WHAT YOU SHOULD DO:
Reproduce each line from the records that holds "photo".

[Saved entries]
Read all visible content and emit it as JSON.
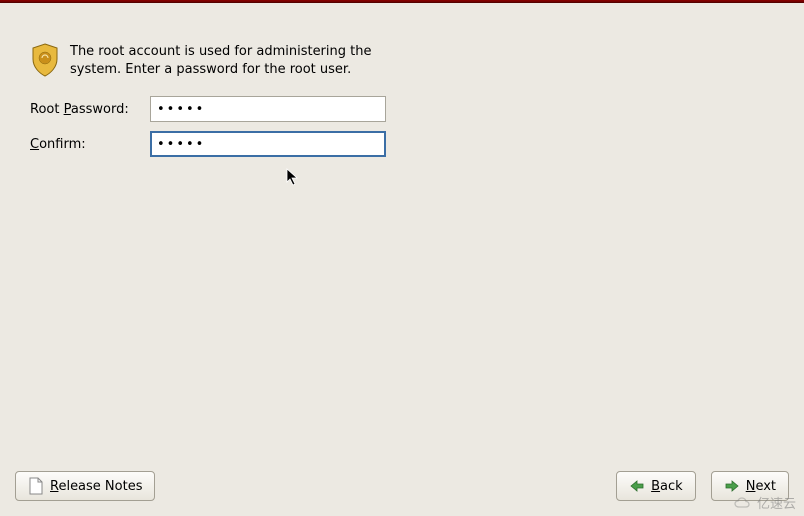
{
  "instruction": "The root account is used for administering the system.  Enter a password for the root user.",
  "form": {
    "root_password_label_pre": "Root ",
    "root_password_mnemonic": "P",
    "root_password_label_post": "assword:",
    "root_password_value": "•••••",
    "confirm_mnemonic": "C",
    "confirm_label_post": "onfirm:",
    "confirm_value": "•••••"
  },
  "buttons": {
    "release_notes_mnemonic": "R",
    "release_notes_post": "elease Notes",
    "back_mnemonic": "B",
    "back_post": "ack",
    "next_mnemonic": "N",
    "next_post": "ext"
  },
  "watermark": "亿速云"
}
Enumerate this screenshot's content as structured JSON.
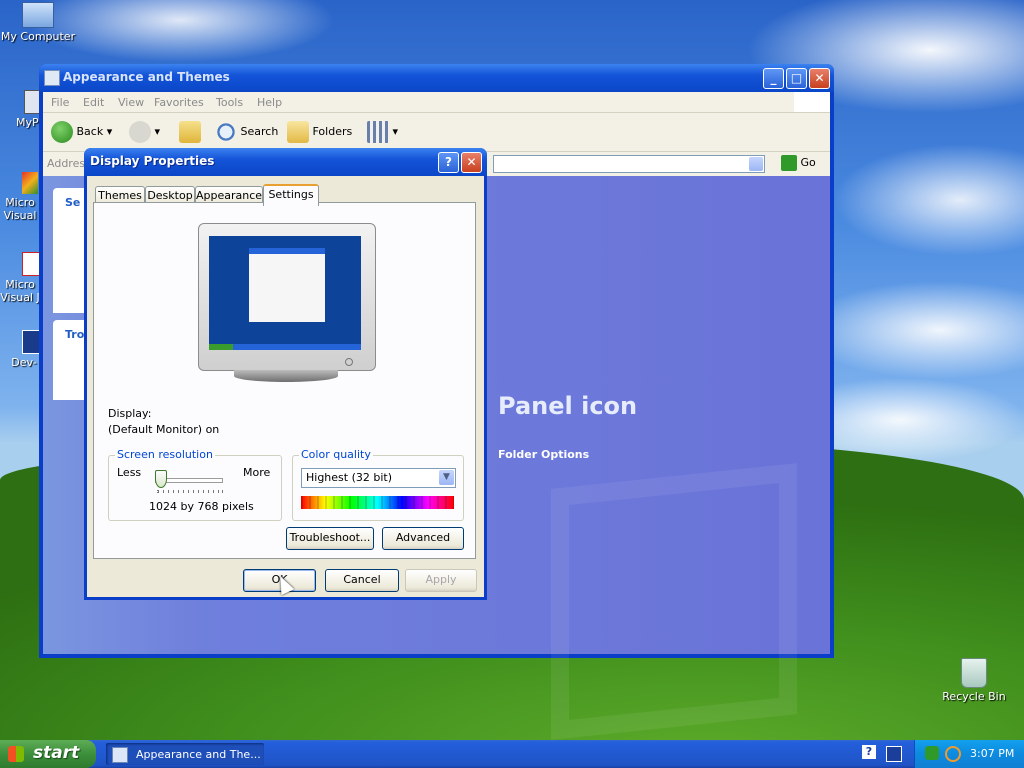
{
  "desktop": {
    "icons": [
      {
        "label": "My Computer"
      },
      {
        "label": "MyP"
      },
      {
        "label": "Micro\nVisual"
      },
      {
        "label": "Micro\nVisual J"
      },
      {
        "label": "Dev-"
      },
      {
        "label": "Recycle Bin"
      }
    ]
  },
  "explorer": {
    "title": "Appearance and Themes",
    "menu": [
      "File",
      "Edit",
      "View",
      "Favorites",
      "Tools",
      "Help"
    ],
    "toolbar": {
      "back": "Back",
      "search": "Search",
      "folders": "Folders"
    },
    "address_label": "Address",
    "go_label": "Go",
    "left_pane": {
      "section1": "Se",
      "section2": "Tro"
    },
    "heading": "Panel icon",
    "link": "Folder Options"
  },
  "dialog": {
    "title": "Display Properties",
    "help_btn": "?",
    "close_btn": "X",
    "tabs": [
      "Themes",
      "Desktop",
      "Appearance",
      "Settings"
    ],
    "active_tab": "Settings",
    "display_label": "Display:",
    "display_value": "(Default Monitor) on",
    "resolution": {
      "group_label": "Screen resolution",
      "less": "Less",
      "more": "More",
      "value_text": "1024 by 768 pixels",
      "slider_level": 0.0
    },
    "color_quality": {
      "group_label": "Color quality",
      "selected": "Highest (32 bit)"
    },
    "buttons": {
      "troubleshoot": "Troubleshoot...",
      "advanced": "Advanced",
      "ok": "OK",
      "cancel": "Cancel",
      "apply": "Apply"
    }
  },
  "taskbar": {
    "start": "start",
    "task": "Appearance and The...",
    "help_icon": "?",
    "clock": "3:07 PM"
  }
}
--
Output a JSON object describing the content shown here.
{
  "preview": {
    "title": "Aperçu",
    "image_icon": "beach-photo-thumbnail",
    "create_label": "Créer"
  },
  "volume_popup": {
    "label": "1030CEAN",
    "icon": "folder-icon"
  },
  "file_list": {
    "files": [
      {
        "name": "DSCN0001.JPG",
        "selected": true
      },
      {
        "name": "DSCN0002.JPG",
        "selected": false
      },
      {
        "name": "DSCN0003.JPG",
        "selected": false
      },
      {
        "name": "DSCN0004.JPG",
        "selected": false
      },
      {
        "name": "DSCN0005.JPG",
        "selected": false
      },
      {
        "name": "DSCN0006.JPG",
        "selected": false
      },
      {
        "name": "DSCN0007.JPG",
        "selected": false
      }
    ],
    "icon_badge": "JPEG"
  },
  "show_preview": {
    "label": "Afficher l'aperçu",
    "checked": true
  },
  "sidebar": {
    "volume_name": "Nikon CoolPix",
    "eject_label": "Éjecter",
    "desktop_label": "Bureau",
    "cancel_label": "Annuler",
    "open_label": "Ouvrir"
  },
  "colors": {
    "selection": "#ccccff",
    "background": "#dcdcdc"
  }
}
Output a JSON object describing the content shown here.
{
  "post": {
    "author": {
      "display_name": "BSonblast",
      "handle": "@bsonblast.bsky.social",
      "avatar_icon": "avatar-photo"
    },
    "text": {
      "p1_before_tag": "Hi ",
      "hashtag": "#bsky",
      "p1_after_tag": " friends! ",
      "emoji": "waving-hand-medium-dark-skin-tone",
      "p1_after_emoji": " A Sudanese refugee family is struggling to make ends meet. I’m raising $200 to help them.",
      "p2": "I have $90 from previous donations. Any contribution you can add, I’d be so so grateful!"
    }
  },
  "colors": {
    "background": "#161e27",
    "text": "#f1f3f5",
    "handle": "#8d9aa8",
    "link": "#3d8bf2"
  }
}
==
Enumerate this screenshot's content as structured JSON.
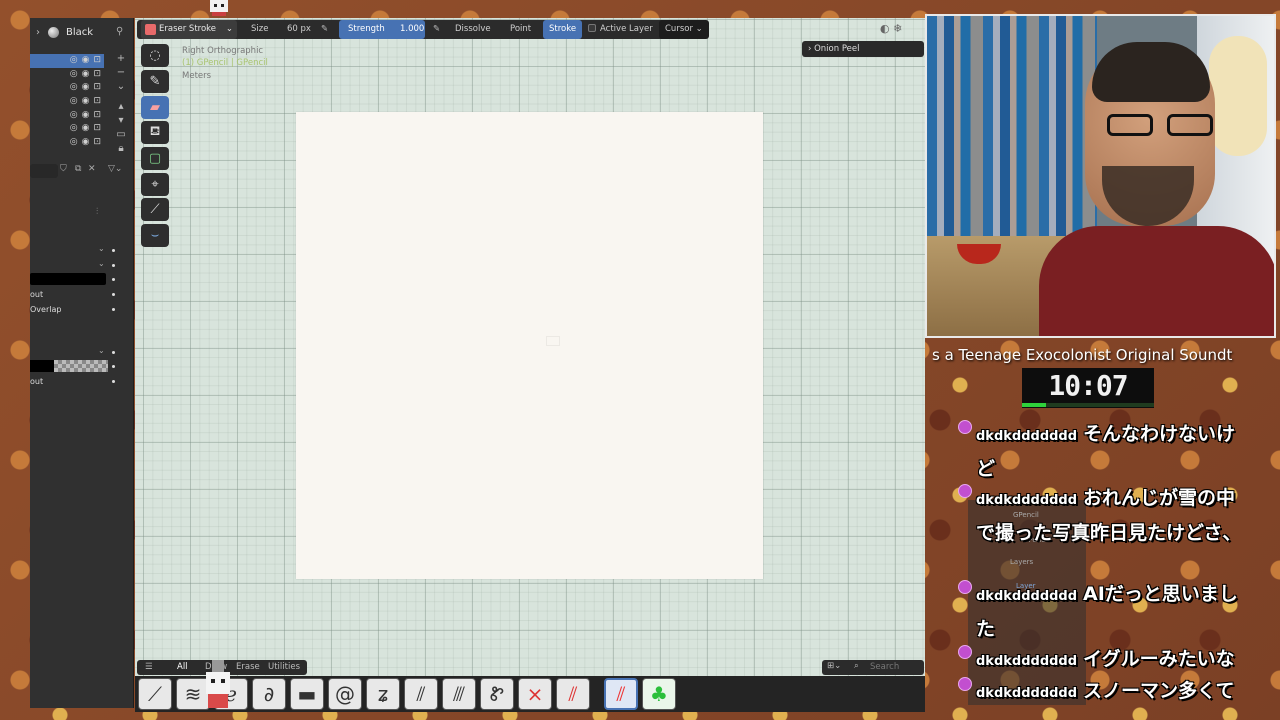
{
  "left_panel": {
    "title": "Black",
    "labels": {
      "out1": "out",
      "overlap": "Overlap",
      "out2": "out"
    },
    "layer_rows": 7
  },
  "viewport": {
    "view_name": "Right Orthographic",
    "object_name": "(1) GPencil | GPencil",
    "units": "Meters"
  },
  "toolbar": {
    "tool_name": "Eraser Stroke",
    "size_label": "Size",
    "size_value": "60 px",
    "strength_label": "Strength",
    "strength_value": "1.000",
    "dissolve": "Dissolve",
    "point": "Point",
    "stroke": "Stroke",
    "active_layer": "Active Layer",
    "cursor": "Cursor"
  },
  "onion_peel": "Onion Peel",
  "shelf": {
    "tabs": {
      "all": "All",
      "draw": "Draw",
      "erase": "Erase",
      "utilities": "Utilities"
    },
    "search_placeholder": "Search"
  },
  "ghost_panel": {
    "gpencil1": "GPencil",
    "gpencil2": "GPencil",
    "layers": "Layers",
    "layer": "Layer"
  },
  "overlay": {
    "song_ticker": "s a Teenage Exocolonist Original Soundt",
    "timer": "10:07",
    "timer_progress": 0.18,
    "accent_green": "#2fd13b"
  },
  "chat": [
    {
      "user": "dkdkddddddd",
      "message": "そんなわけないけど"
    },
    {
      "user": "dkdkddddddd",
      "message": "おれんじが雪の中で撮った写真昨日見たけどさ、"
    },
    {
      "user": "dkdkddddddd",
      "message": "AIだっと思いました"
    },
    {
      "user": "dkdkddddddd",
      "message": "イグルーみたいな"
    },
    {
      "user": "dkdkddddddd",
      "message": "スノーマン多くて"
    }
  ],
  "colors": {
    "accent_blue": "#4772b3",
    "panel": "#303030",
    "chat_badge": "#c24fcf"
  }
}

SOLUTION TO THIS PROBLEM:
    "image_icon": "beach-photo-thumbnail",
      "avatar_icon": "avatar-photo"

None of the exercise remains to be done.